> [Data supplied]:
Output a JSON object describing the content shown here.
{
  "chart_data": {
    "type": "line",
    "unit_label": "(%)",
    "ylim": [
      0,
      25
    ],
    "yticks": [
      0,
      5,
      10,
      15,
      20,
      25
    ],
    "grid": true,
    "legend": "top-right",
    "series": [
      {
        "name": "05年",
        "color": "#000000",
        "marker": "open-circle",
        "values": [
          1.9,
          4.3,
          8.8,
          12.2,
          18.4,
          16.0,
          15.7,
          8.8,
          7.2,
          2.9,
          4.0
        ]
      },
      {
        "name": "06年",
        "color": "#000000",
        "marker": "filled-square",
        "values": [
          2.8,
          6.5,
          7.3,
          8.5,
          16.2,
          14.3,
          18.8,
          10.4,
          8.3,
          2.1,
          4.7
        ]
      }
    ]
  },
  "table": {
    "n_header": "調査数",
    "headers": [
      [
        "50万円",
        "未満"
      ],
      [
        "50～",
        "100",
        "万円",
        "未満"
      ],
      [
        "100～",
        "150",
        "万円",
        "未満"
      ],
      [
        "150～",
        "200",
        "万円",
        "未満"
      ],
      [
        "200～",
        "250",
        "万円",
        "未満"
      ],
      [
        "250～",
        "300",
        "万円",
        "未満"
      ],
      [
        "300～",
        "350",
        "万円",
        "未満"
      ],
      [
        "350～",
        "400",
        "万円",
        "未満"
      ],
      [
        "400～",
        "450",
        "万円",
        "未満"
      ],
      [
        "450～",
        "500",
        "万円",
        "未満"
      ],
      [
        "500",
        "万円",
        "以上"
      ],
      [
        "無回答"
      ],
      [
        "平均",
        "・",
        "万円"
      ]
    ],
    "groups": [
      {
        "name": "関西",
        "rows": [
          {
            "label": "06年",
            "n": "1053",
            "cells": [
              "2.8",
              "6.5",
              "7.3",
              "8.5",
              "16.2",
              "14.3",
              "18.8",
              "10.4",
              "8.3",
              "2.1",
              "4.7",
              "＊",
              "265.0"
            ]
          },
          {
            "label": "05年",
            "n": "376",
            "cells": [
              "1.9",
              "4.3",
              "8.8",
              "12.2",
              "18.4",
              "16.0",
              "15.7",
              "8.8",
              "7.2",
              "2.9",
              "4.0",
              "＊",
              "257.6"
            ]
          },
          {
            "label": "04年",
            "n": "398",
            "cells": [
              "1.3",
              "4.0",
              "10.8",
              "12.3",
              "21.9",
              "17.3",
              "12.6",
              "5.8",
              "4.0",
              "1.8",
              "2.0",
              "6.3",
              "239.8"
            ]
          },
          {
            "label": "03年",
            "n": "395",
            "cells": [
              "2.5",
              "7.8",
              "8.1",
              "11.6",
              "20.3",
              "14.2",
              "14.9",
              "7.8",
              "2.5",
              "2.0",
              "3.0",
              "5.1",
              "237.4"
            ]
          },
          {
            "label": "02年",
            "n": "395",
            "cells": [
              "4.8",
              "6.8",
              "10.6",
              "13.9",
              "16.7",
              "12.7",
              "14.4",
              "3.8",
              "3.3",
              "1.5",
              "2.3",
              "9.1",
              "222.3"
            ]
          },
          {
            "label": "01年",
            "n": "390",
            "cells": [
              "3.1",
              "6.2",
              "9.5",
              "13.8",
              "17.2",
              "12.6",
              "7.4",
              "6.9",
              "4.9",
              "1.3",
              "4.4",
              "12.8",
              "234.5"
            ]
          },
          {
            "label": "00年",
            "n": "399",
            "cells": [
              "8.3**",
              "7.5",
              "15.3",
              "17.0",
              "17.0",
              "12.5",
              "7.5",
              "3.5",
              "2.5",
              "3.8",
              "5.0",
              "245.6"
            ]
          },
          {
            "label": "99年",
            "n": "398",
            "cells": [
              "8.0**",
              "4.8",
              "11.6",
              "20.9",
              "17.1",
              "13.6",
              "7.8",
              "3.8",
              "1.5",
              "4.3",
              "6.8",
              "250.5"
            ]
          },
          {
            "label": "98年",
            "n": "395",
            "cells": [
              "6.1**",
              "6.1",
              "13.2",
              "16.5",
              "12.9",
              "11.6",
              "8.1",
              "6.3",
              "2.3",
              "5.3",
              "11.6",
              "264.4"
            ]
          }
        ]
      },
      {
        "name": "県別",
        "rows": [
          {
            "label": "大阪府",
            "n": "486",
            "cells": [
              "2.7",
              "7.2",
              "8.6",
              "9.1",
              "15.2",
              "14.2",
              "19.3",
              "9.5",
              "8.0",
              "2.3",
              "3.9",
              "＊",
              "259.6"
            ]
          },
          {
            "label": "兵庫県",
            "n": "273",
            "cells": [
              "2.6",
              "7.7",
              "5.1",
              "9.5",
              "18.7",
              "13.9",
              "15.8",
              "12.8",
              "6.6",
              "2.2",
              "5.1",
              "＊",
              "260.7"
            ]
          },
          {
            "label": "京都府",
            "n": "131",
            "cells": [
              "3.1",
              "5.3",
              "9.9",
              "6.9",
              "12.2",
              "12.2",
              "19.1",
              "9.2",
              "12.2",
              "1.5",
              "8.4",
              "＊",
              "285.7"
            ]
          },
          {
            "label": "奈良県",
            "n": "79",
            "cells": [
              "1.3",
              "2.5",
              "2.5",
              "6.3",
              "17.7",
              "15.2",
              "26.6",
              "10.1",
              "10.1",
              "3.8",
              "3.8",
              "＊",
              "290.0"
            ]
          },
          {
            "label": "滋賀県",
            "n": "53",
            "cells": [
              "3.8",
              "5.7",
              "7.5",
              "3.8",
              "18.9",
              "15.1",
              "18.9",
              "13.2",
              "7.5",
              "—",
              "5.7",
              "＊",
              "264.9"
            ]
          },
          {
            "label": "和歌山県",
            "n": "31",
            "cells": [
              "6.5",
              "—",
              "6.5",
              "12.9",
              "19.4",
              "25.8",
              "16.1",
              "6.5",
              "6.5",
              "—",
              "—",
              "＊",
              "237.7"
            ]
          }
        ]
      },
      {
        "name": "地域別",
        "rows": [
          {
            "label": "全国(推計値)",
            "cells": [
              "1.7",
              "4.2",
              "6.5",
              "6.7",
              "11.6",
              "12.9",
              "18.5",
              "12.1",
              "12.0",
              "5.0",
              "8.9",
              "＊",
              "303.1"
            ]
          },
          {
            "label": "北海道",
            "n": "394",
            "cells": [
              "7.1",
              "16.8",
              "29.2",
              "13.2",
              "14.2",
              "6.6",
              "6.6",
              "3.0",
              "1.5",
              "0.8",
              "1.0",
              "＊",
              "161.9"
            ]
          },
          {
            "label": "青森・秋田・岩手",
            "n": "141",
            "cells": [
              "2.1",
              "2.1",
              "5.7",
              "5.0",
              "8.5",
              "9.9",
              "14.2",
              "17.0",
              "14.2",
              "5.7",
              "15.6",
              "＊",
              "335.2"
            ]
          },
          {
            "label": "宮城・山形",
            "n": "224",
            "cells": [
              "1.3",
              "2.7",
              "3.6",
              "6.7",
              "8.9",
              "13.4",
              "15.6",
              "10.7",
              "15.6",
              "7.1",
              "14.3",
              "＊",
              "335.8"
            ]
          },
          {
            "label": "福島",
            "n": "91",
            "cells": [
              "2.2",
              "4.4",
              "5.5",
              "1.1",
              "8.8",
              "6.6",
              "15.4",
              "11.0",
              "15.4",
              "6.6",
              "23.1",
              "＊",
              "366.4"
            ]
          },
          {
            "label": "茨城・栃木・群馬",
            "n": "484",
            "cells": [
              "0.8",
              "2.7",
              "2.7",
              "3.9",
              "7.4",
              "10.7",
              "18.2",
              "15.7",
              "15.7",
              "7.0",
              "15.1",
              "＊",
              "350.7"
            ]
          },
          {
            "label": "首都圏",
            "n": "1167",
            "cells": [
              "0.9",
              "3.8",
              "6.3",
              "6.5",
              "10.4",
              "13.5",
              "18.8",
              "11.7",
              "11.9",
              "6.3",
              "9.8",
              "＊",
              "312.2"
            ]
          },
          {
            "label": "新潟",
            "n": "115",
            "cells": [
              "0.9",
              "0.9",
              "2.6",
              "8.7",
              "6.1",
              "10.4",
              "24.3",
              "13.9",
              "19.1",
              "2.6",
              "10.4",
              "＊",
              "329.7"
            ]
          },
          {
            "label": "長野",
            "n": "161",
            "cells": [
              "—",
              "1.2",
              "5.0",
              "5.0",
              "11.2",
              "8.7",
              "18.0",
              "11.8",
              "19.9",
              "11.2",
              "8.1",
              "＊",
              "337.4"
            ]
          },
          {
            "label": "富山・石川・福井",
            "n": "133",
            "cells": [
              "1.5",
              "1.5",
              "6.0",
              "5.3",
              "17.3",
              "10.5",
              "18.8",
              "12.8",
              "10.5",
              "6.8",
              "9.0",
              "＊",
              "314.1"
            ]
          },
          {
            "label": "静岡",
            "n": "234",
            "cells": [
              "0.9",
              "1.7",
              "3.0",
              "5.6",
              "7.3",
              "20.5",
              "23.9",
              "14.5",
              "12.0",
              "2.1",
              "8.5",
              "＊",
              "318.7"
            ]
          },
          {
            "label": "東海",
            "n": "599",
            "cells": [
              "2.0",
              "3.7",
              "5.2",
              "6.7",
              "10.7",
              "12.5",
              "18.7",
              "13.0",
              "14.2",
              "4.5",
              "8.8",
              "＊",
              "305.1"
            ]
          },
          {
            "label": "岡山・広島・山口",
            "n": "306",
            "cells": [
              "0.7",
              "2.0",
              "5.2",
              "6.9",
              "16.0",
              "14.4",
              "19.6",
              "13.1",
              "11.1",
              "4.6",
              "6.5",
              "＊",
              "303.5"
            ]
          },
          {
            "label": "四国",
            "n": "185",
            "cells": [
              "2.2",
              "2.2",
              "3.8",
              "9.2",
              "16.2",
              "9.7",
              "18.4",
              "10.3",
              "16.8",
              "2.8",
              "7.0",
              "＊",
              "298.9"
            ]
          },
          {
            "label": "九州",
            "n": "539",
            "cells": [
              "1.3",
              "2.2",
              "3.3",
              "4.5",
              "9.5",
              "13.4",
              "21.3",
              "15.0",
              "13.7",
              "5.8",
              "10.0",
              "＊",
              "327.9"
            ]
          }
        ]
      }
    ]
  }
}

> [Goal of the exercise]: Collect every line from the records above that contains the word "marker".

> [Solution to this problem]:
        "marker": "open-circle",
        "marker": "filled-square",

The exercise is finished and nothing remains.